WHAT NEEDS TO BE DONE: Count lines with the string "naven" in them. State the number alone.

DATA ROWS:
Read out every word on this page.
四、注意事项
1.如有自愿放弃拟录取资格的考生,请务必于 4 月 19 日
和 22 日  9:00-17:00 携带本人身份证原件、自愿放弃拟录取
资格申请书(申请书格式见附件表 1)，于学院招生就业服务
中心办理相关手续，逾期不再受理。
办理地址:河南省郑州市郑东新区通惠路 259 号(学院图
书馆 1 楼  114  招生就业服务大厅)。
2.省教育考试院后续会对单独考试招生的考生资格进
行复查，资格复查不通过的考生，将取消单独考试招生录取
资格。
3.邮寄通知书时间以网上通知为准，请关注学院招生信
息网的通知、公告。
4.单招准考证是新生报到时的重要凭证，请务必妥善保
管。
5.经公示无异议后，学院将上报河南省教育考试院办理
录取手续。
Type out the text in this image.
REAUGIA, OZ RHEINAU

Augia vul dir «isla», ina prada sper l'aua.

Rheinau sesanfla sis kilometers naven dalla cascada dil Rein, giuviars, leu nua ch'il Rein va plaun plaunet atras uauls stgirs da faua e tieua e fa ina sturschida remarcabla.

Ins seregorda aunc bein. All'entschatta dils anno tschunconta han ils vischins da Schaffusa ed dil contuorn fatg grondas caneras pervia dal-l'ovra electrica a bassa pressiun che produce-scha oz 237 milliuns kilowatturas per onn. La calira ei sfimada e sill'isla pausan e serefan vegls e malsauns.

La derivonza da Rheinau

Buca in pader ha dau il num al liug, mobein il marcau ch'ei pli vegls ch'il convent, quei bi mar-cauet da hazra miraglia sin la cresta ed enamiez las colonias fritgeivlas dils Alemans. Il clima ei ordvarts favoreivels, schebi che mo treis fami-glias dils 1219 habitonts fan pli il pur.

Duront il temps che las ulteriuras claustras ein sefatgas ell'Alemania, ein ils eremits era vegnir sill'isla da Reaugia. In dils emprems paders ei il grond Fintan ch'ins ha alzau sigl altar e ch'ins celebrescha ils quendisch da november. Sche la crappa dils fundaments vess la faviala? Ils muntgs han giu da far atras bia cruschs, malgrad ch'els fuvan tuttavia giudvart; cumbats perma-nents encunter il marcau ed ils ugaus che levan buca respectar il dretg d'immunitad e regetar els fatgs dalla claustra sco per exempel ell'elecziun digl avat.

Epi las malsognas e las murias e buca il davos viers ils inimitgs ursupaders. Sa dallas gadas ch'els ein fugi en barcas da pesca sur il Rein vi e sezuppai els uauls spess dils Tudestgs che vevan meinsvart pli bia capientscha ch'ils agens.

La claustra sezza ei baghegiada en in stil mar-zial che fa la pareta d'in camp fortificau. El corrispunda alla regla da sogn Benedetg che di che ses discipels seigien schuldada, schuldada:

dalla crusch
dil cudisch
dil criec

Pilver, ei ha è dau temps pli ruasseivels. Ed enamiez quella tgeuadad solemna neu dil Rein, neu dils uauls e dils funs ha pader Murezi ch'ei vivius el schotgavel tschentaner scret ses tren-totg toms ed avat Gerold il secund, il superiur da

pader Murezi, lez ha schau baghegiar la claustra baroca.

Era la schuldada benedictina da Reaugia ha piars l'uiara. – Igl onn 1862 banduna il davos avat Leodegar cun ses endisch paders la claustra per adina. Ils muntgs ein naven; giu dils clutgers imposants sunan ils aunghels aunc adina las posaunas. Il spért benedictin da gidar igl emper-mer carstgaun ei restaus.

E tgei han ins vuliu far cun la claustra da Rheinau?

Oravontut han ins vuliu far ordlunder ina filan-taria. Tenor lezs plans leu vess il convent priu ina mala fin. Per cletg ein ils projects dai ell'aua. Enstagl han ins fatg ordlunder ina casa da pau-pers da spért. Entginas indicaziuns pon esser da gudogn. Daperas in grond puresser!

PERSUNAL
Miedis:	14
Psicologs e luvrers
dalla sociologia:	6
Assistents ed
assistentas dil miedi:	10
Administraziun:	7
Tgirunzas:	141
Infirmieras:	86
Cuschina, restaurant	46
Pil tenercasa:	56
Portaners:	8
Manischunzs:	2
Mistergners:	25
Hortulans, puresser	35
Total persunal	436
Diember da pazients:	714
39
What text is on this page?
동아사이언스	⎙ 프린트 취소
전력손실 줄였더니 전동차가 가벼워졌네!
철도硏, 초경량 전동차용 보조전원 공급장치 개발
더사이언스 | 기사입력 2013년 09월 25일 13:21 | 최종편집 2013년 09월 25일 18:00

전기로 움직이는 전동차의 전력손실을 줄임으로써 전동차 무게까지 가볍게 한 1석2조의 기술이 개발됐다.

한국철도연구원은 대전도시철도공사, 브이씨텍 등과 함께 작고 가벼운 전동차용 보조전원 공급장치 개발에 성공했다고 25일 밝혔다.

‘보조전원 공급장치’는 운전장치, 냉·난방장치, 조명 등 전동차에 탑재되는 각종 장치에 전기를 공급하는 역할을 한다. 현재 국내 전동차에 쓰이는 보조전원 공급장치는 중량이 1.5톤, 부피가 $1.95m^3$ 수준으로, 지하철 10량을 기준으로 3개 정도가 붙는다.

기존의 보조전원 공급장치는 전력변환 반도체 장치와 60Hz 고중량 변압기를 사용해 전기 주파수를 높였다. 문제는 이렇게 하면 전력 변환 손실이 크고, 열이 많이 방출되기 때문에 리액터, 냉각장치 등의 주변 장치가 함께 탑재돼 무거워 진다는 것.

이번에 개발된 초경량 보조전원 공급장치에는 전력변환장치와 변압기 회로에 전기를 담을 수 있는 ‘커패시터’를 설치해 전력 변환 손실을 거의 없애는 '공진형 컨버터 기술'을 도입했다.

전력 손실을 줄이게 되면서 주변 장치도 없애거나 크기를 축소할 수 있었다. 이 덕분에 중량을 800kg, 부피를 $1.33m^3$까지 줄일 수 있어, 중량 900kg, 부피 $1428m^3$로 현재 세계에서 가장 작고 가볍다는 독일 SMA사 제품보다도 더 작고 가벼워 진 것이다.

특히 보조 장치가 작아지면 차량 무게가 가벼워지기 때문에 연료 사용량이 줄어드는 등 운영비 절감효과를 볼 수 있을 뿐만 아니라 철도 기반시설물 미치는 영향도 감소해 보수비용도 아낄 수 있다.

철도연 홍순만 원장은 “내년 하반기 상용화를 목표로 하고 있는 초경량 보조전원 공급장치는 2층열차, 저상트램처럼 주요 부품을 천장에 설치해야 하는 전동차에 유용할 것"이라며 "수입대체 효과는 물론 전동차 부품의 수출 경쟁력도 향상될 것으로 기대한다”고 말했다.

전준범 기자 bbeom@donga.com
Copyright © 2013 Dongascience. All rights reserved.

ANSWER TO THE EXERCISE: 2